## Transcribed document page entries
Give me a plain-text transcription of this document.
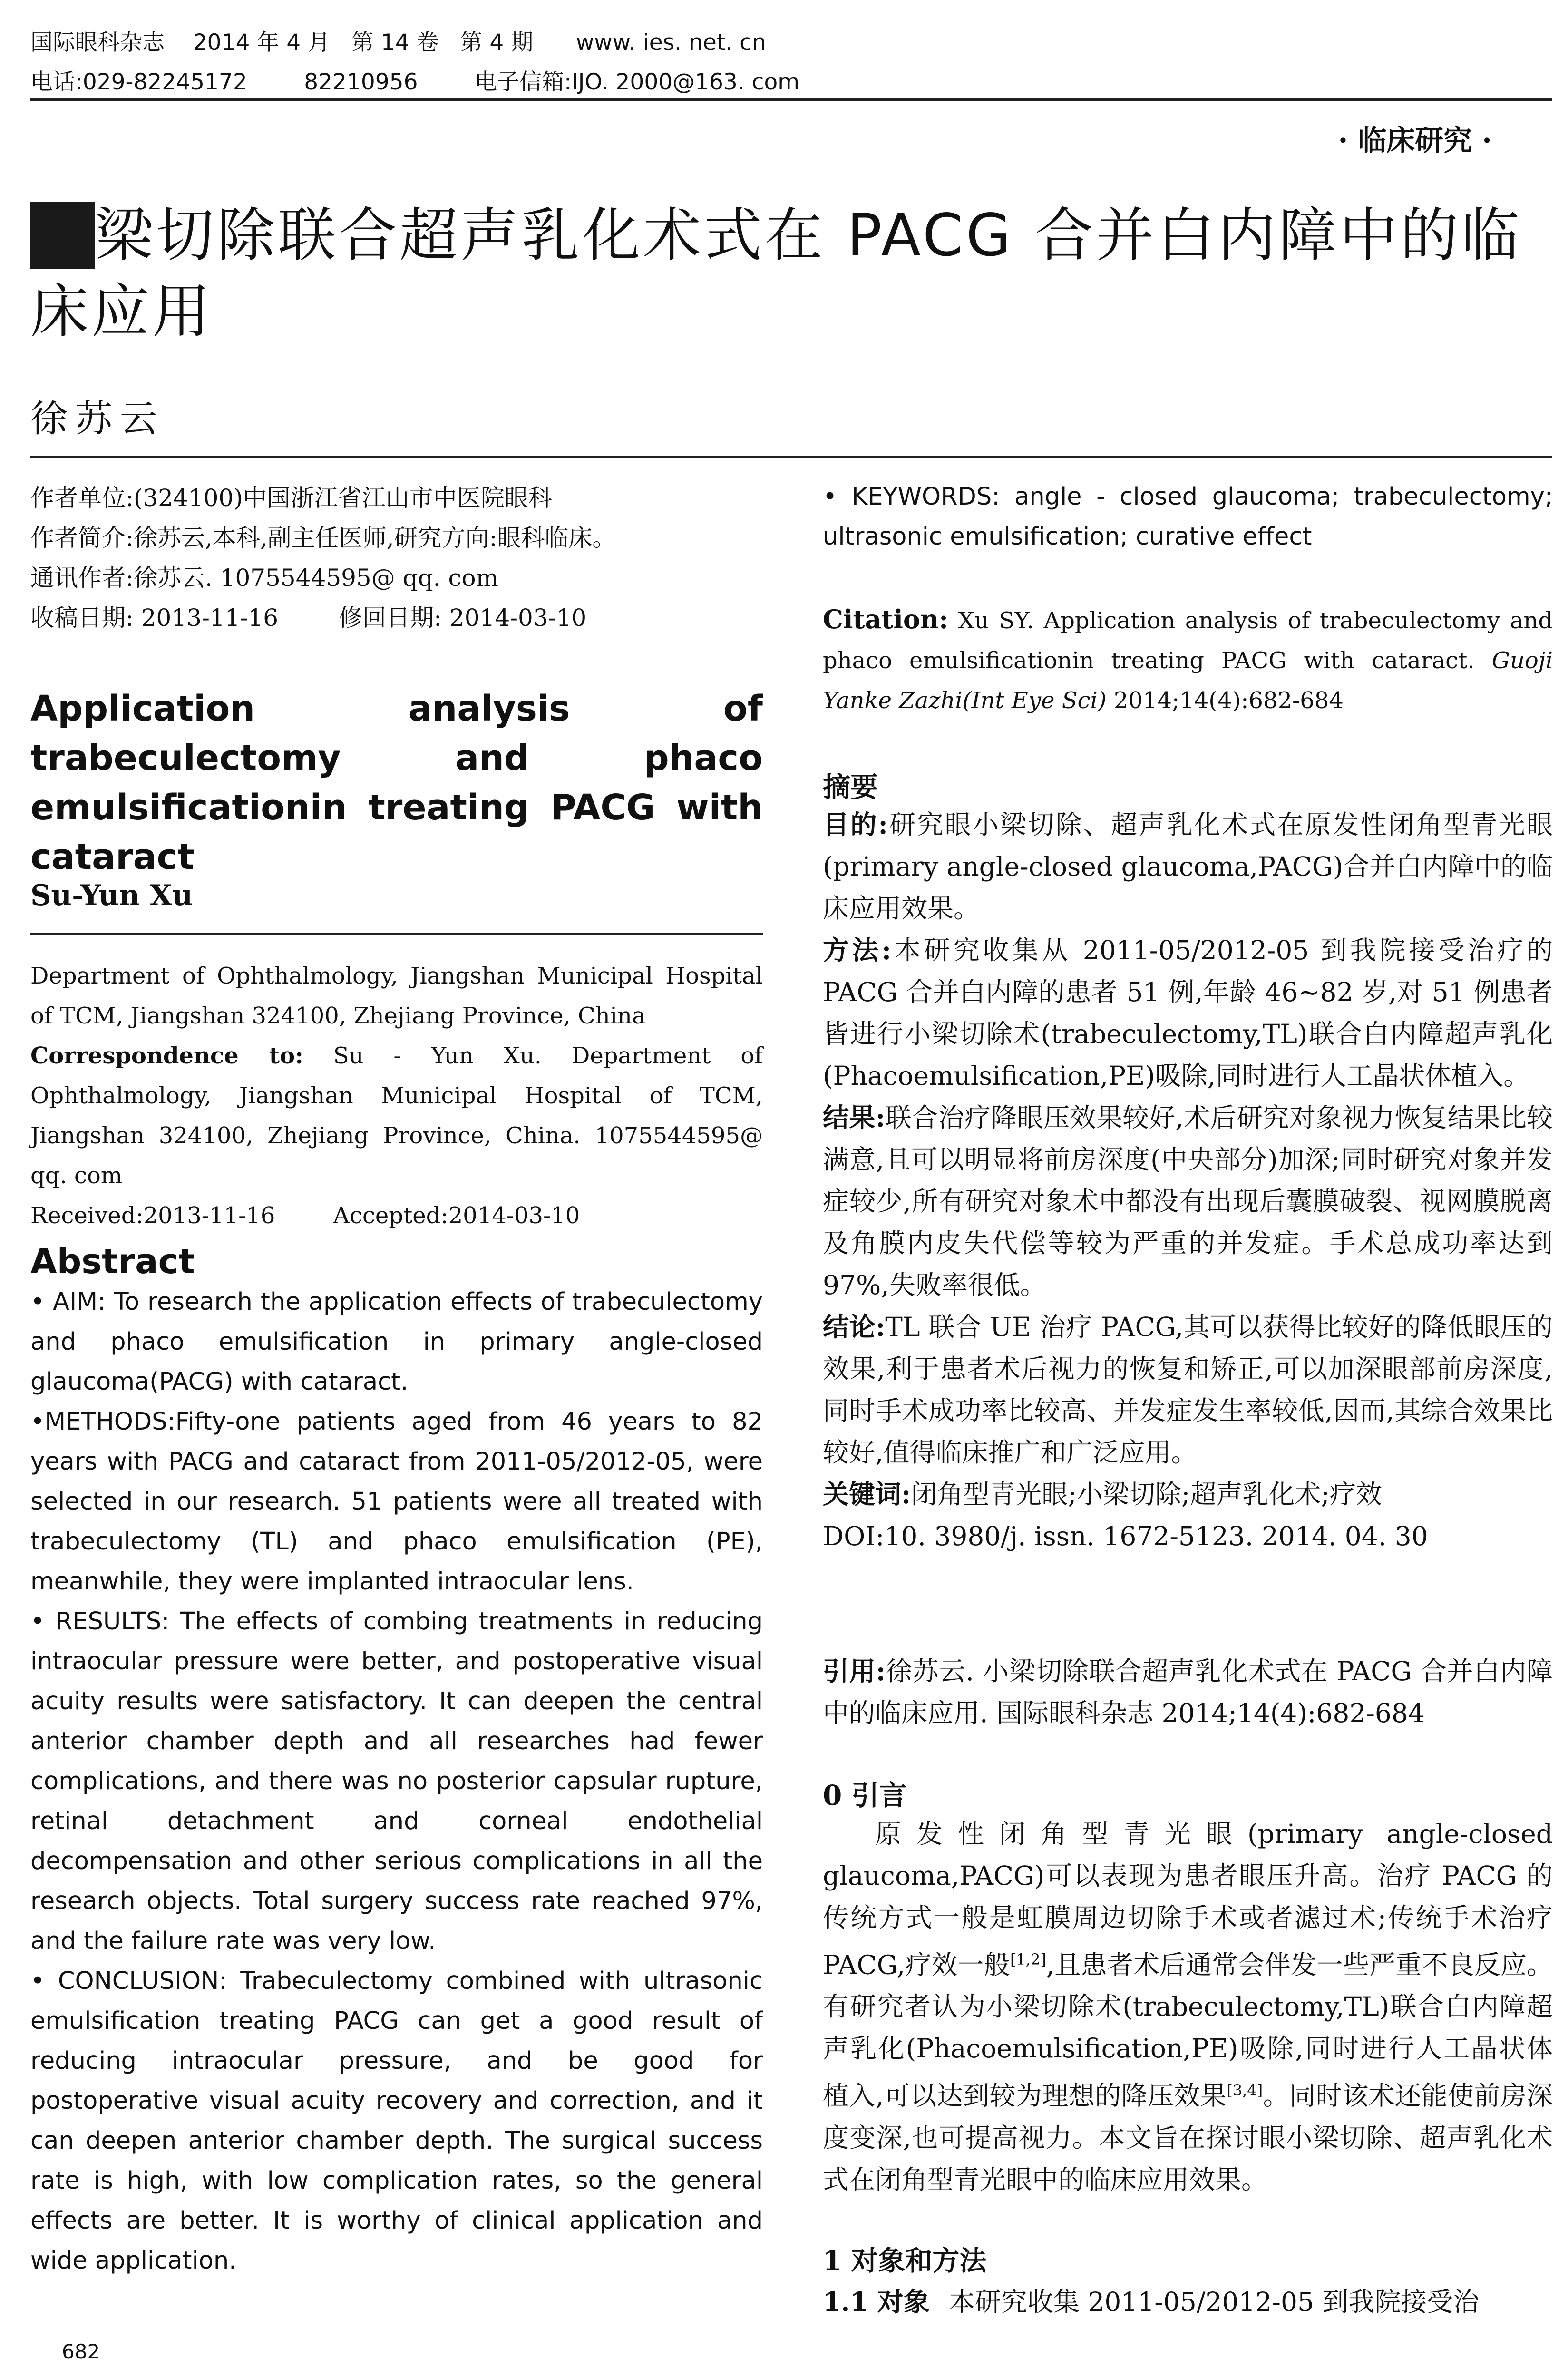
国际眼科杂志    2014 年 4 月   第 14 卷   第 4 期      www. ies. net. cn
电话:029-82245172        82210956        电子信箱:IJO. 2000@163. com
· 临床研究 ·
小梁切除联合超声乳化术式在 PACG 合并白内障中的临床应用
徐苏云
作者单位:(324100)中国浙江省江山市中医院眼科
作者简介:徐苏云,本科,副主任医师,研究方向:眼科临床。
通讯作者:徐苏云. 1075544595@ qq. com
收稿日期: 2013-11-16        修回日期: 2014-03-10
Application analysis of trabeculectomy and phaco emulsificationin treating PACG with cataract
Su-Yun Xu
Department of Ophthalmology, Jiangshan Municipal Hospital of TCM, Jiangshan 324100, Zhejiang Province, China
Correspondence to: Su - Yun Xu. Department of Ophthalmology, Jiangshan Municipal Hospital of TCM, Jiangshan 324100, Zhejiang Province, China. 1075544595@ qq. com
Received:2013-11-16        Accepted:2014-03-10
Abstract

• AIM: To research the application effects of trabeculectomy and phaco emulsification in primary angle-closed glaucoma(PACG) with cataract.

•METHODS:Fifty-one patients aged from 46 years to 82 years with PACG and cataract from 2011-05/2012-05, were selected in our research. 51 patients were all treated with trabeculectomy (TL) and phaco emulsification (PE), meanwhile, they were implanted intraocular lens.

• RESULTS: The effects of combing treatments in reducing intraocular pressure were better, and postoperative visual acuity results were satisfactory. It can deepen the central anterior chamber depth and all researches had fewer complications, and there was no posterior capsular rupture, retinal detachment and corneal endothelial decompensation and other serious complications in all the research objects. Total surgery success rate reached 97%, and the failure rate was very low.

• CONCLUSION: Trabeculectomy combined with ultrasonic emulsification treating PACG can get a good result of reducing intraocular pressure, and be good for postoperative visual acuity recovery and correction, and it can deepen anterior chamber depth. The surgical success rate is high, with low complication rates, so the general effects are better. It is worthy of clinical application and wide application.

682
• KEYWORDS: angle - closed glaucoma; trabeculectomy; ultrasonic emulsification; curative effect
Citation: Xu SY. Application analysis of trabeculectomy and phaco emulsificationin treating PACG with cataract. Guoji Yanke Zazhi(Int Eye Sci) 2014;14(4):682-684
摘要

目的:研究眼小梁切除、超声乳化术式在原发性闭角型青光眼(primary angle-closed glaucoma,PACG)合并白内障中的临床应用效果。

方法:本研究收集从 2011-05/2012-05 到我院接受治疗的 PACG 合并白内障的患者 51 例,年龄 46~82 岁,对 51 例患者皆进行小梁切除术(trabeculectomy,TL)联合白内障超声乳化(Phacoemulsification,PE)吸除,同时进行人工晶状体植入。

结果:联合治疗降眼压效果较好,术后研究对象视力恢复结果比较满意,且可以明显将前房深度(中央部分)加深;同时研究对象并发症较少,所有研究对象术中都没有出现后囊膜破裂、视网膜脱离及角膜内皮失代偿等较为严重的并发症。手术总成功率达到 97%,失败率很低。

结论:TL 联合 UE 治疗 PACG,其可以获得比较好的降低眼压的效果,利于患者术后视力的恢复和矫正,可以加深眼部前房深度,同时手术成功率比较高、并发症发生率较低,因而,其综合效果比较好,值得临床推广和广泛应用。

关键词:闭角型青光眼;小梁切除;超声乳化术;疗效

DOI:10. 3980/j. issn. 1672-5123. 2014. 04. 30

引用:徐苏云. 小梁切除联合超声乳化术式在 PACG 合并白内障中的临床应用. 国际眼科杂志 2014;14(4):682-684
0 引言
原发性闭角型青光眼(primary angle-closed glaucoma,PACG)可以表现为患者眼压升高。治疗 PACG 的传统方式一般是虹膜周边切除手术或者滤过术;传统手术治疗 PACG,疗效一般[1,2],且患者术后通常会伴发一些严重不良反应。有研究者认为小梁切除术(trabeculectomy,TL)联合白内障超声乳化(Phacoemulsification,PE)吸除,同时进行人工晶状体植入,可以达到较为理想的降压效果[3,4]。同时该术还能使前房深度变深,也可提高视力。本文旨在探讨眼小梁切除、超声乳化术式在闭角型青光眼中的临床应用效果。
1 对象和方法
1.1 对象 本研究收集 2011-05/2012-05 到我院接受治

## Work to complete
When a record holds a picture, leave that picture out; copy the rest verbatim.

## Answer below
Give me a plain-text transcription of this document.
国际眼科杂志    2014 年 4 月   第 14 卷   第 4 期      www. ies. net. cn
电话:029-82245172        82210956        电子信箱:IJO. 2000@163. com
· 临床研究 ·
小梁切除联合超声乳化术式在 PACG 合并白内障中的临床应用
徐苏云
作者单位:(324100)中国浙江省江山市中医院眼科
作者简介:徐苏云,本科,副主任医师,研究方向:眼科临床。
通讯作者:徐苏云. 1075544595@ qq. com
收稿日期: 2013-11-16        修回日期: 2014-03-10
Application analysis of trabeculectomy and phaco emulsificationin treating PACG with cataract
Su-Yun Xu
Department of Ophthalmology, Jiangshan Municipal Hospital of TCM, Jiangshan 324100, Zhejiang Province, China
Correspondence to: Su - Yun Xu. Department of Ophthalmology, Jiangshan Municipal Hospital of TCM, Jiangshan 324100, Zhejiang Province, China. 1075544595@ qq. com
Received:2013-11-16        Accepted:2014-03-10
Abstract

• AIM: To research the application effects of trabeculectomy and phaco emulsification in primary angle-closed glaucoma(PACG) with cataract.

•METHODS:Fifty-one patients aged from 46 years to 82 years with PACG and cataract from 2011-05/2012-05, were selected in our research. 51 patients were all treated with trabeculectomy (TL) and phaco emulsification (PE), meanwhile, they were implanted intraocular lens.

• RESULTS: The effects of combing treatments in reducing intraocular pressure were better, and postoperative visual acuity results were satisfactory. It can deepen the central anterior chamber depth and all researches had fewer complications, and there was no posterior capsular rupture, retinal detachment and corneal endothelial decompensation and other serious complications in all the research objects. Total surgery success rate reached 97%, and the failure rate was very low.

• CONCLUSION: Trabeculectomy combined with ultrasonic emulsification treating PACG can get a good result of reducing intraocular pressure, and be good for postoperative visual acuity recovery and correction, and it can deepen anterior chamber depth. The surgical success rate is high, with low complication rates, so the general effects are better. It is worthy of clinical application and wide application.

682
• KEYWORDS: angle - closed glaucoma; trabeculectomy; ultrasonic emulsification; curative effect
Citation: Xu SY. Application analysis of trabeculectomy and phaco emulsificationin treating PACG with cataract. Guoji Yanke Zazhi(Int Eye Sci) 2014;14(4):682-684
摘要

目的:研究眼小梁切除、超声乳化术式在原发性闭角型青光眼(primary angle-closed glaucoma,PACG)合并白内障中的临床应用效果。

方法:本研究收集从 2011-05/2012-05 到我院接受治疗的 PACG 合并白内障的患者 51 例,年龄 46~82 岁,对 51 例患者皆进行小梁切除术(trabeculectomy,TL)联合白内障超声乳化(Phacoemulsification,PE)吸除,同时进行人工晶状体植入。

结果:联合治疗降眼压效果较好,术后研究对象视力恢复结果比较满意,且可以明显将前房深度(中央部分)加深;同时研究对象并发症较少,所有研究对象术中都没有出现后囊膜破裂、视网膜脱离及角膜内皮失代偿等较为严重的并发症。手术总成功率达到 97%,失败率很低。

结论:TL 联合 UE 治疗 PACG,其可以获得比较好的降低眼压的效果,利于患者术后视力的恢复和矫正,可以加深眼部前房深度,同时手术成功率比较高、并发症发生率较低,因而,其综合效果比较好,值得临床推广和广泛应用。

关键词:闭角型青光眼;小梁切除;超声乳化术;疗效

DOI:10. 3980/j. issn. 1672-5123. 2014. 04. 30

引用:徐苏云. 小梁切除联合超声乳化术式在 PACG 合并白内障中的临床应用. 国际眼科杂志 2014;14(4):682-684
0 引言
原发性闭角型青光眼(primary angle-closed glaucoma,PACG)可以表现为患者眼压升高。治疗 PACG 的传统方式一般是虹膜周边切除手术或者滤过术;传统手术治疗 PACG,疗效一般[1,2],且患者术后通常会伴发一些严重不良反应。有研究者认为小梁切除术(trabeculectomy,TL)联合白内障超声乳化(Phacoemulsification,PE)吸除,同时进行人工晶状体植入,可以达到较为理想的降压效果[3,4]。同时该术还能使前房深度变深,也可提高视力。本文旨在探讨眼小梁切除、超声乳化术式在闭角型青光眼中的临床应用效果。
1 对象和方法
1.1 对象 本研究收集 2011-05/2012-05 到我院接受治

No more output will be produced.